Please pull out every line of the records that contains the string "Number", matching uppercase and lowercase letters as given.

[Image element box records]
+++++
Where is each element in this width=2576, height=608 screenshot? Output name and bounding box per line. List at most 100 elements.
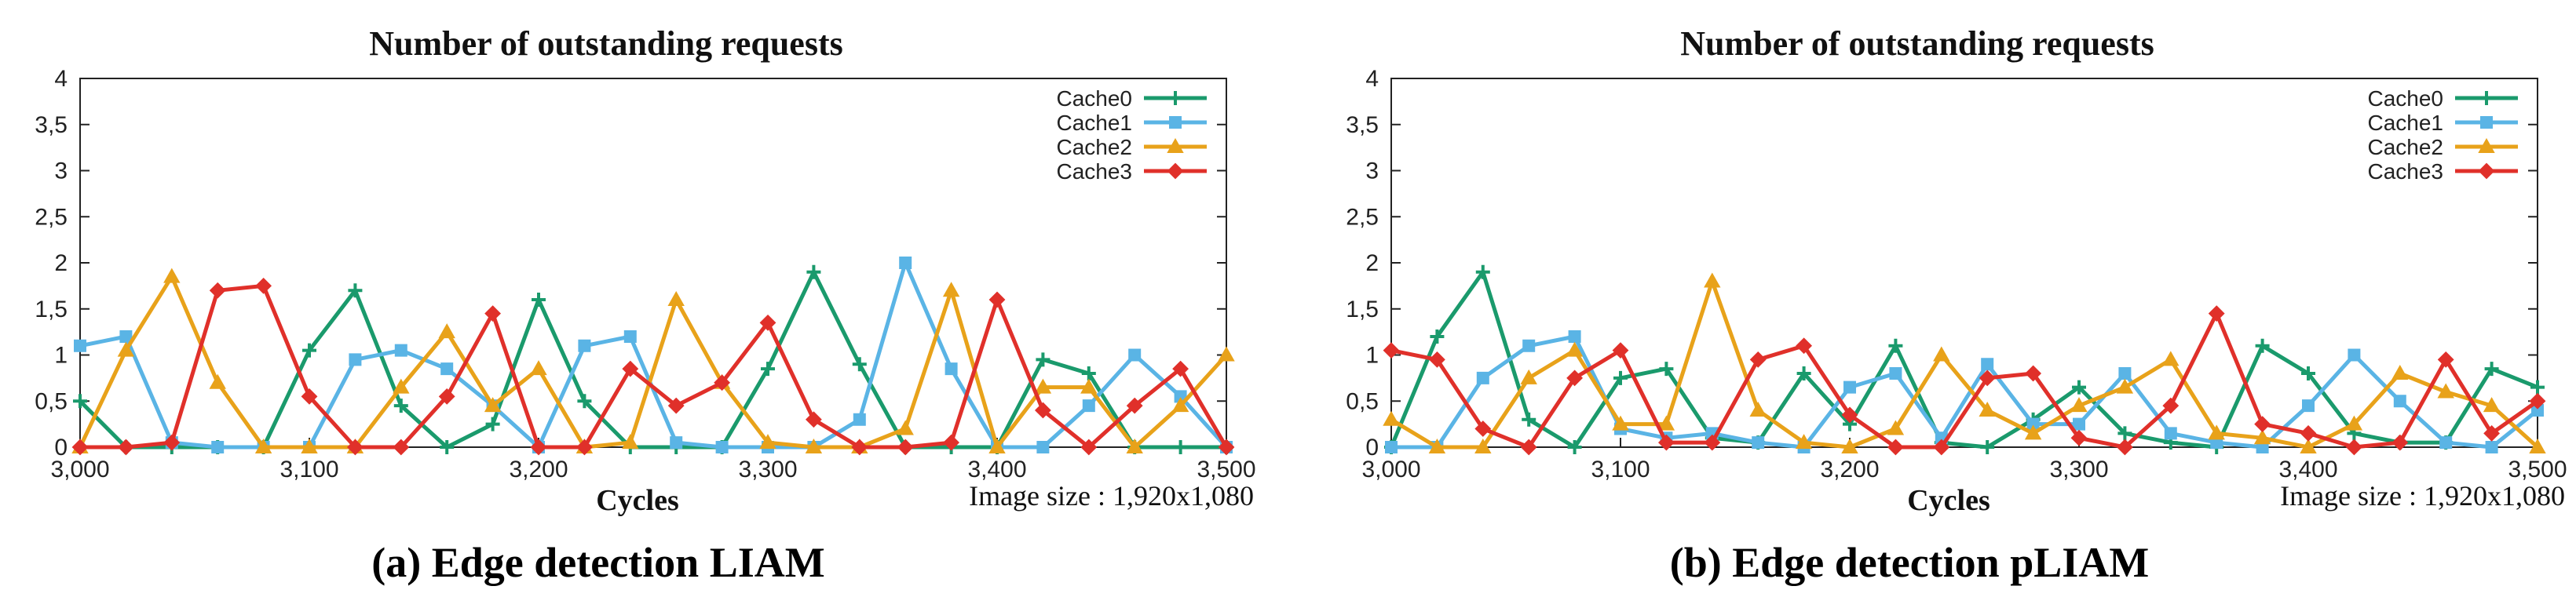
data-point [2529,438,2546,453]
data-point [1218,346,1235,362]
data-point [484,305,502,322]
axis-ticks: 0 0,5 1 1,5 2 2,5 3 3,5 4 3,000 3,100 3,200 3,300 3,4… [1346,66,2567,482]
data-point [1383,342,1400,359]
data-point [1749,401,1767,417]
series-layer [1383,264,2546,456]
data-point [1081,366,1096,380]
x-tick-label: 3,200 [1820,457,1879,482]
data-point [346,439,364,456]
legend-marker [2478,162,2495,180]
data-point [440,440,455,454]
data-point [211,441,225,453]
data-point [1036,352,1050,367]
data-point [1126,397,1143,414]
data-point [670,436,683,450]
data-point [1520,369,1537,384]
data-point [1980,440,1995,454]
data-point [759,314,776,331]
image-size-annotation: Image size : 1,920x1,080 [2280,480,2565,512]
data-point [1522,339,1536,352]
legend-item: Cache0 [2367,86,2518,111]
data-point [1080,378,1098,394]
data-point [2302,399,2315,413]
data-point [2300,438,2317,453]
series-line [1389,270,2538,450]
data-point [806,264,821,279]
data-point [2255,338,2270,353]
chart-title: Number of outstanding requests [1680,24,2154,63]
data-point [1218,439,1235,456]
data-point [1520,439,1537,456]
data-point [897,420,914,435]
data-point [715,441,729,453]
data-point [2485,441,2498,453]
data-point [117,341,135,357]
legend-item: Cache1 [2367,111,2518,135]
legend-label: Cache1 [2367,111,2443,135]
data-point [1568,330,1581,343]
y-tick-label: 2,5 [35,204,68,230]
data-point [1474,421,1492,437]
data-point [438,388,455,405]
data-point [2300,424,2317,442]
data-point [1979,401,1996,417]
data-point [1933,346,1950,362]
y-tick-label: 2 [54,250,68,276]
data-point [899,257,912,269]
data-point [2070,429,2088,446]
axis-ticks: 0 0,5 1 1,5 2 2,5 3 3,5 4 3,000 3,100 3,200 3,300 3,4… [35,66,1255,482]
data-point [1979,370,1996,387]
data-point [1173,440,1188,454]
data-point [301,388,318,405]
data-point [1749,351,1767,368]
x-tick-label: 3,300 [2049,457,2108,482]
data-point [988,438,1006,453]
x-tick-label: 3,500 [2508,457,2567,482]
data-point [943,434,960,451]
data-point [2437,383,2454,399]
data-point [2393,395,2406,408]
data-point [1171,397,1189,413]
data-point [759,434,776,450]
data-point [853,413,866,426]
data-point [1126,438,1143,453]
data-point [578,339,591,352]
data-point [2301,366,2315,380]
data-point [255,277,272,294]
data-point [1981,358,1994,371]
data-point [1474,438,1492,453]
data-point [988,291,1006,308]
y-tick-label: 3,5 [35,112,68,138]
data-point [1567,440,1582,454]
series-cache3 [1383,305,2546,456]
x-tick-label: 3,400 [967,457,1026,482]
data-point [1841,438,1858,453]
data-point [1657,415,1675,431]
data-point [2391,364,2409,380]
data-point [2162,351,2180,366]
data-point [2208,424,2225,440]
data-point [1172,360,1189,377]
data-point [805,411,822,428]
data-point [2164,427,2177,440]
data-point [2345,439,2362,456]
y-tick-label: 2,5 [1346,204,1379,230]
data-point [254,438,272,453]
data-point [394,344,407,357]
series-line [1390,311,2539,450]
data-point [1613,370,1628,385]
data-point [1752,436,1765,450]
data-point [1566,370,1584,387]
data-point [1034,378,1052,394]
data-point [1796,366,1811,380]
data-point [2072,380,2086,395]
data-point [1612,415,1629,431]
chart-panel-b: Number of outstanding requests 0 0,5 1 1,5 2… [1346,24,2567,586]
data-point [2073,417,2085,431]
data-point [393,378,410,394]
data-point [2117,426,2132,441]
data-point [440,362,454,376]
data-point [1476,371,1489,384]
y-tick-label: 0 [1365,435,1379,461]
+++++
Response below:
chart-title: Number of outstanding requests [1680,24,2154,63]
chart-panel-b: Number of outstanding requests 0 0,5 1 1,5 2… [1346,24,2567,586]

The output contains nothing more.